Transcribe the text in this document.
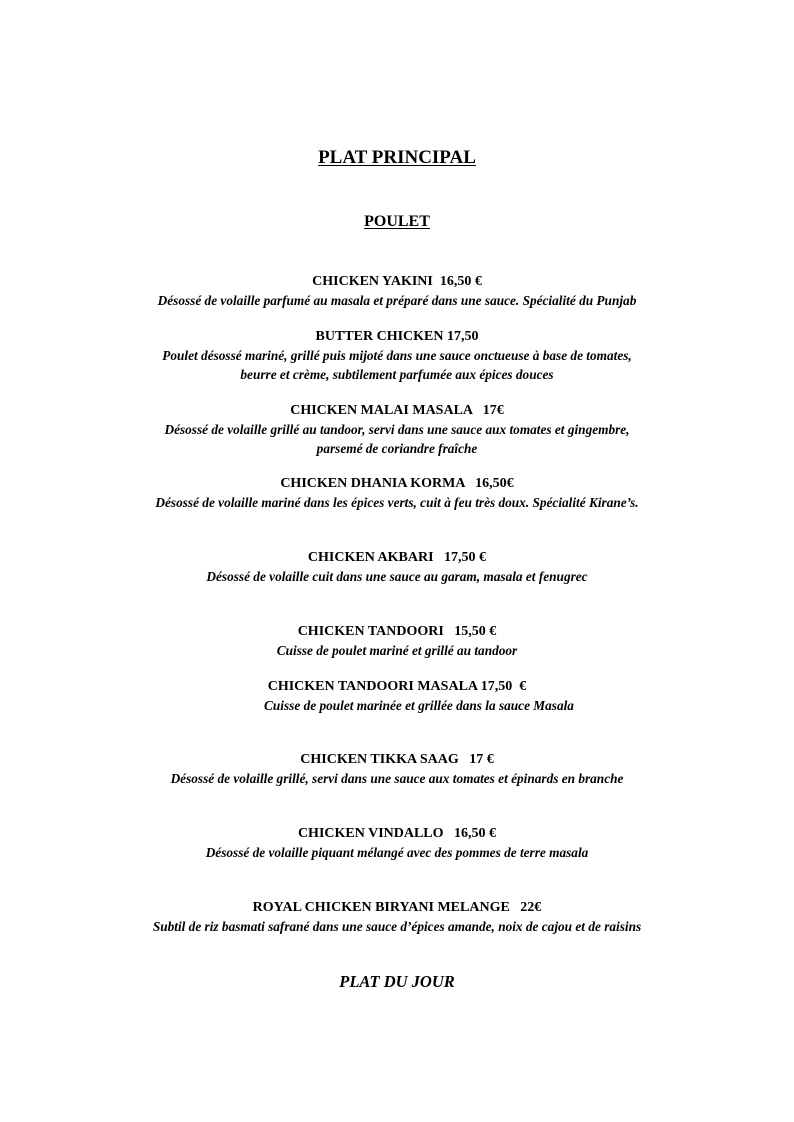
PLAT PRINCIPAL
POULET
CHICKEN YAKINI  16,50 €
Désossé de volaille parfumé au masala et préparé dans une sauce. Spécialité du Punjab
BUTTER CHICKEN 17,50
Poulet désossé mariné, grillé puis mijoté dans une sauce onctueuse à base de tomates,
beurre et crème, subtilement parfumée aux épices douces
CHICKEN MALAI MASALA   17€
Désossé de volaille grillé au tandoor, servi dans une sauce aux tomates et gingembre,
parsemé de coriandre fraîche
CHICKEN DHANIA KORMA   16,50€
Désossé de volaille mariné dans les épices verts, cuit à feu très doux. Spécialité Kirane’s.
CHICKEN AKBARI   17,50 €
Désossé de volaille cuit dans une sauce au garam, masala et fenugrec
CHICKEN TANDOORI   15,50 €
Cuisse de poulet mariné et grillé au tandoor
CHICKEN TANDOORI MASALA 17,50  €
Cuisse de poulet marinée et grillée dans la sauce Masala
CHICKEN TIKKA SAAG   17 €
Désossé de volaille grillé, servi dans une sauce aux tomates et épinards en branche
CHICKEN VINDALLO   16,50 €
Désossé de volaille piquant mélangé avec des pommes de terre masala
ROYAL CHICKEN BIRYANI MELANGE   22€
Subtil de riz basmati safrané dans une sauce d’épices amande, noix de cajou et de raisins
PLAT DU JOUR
══════════════════════════════
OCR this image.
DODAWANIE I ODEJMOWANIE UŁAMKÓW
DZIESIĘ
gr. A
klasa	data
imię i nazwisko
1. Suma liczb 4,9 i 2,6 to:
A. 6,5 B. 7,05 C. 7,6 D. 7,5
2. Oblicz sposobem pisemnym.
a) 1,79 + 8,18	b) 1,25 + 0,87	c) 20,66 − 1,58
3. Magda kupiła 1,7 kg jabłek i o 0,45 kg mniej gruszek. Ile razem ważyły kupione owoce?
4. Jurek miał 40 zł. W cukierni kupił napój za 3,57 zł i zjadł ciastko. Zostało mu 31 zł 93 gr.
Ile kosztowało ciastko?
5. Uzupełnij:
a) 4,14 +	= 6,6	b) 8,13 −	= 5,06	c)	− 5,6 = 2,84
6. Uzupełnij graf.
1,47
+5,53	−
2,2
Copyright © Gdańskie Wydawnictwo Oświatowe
══════════════════════════════
**PROBLEM TO WORK ON:** Scan the records above for the string "ciastko", then select every line that holds it.

**ANSWER:**
4. Jurek miał 40 zł. W cukierni kupił napój za 3,57 zł i zjadł ciastko. Zostało mu 31 zł 93 gr.
Ile kosztowało ciastko?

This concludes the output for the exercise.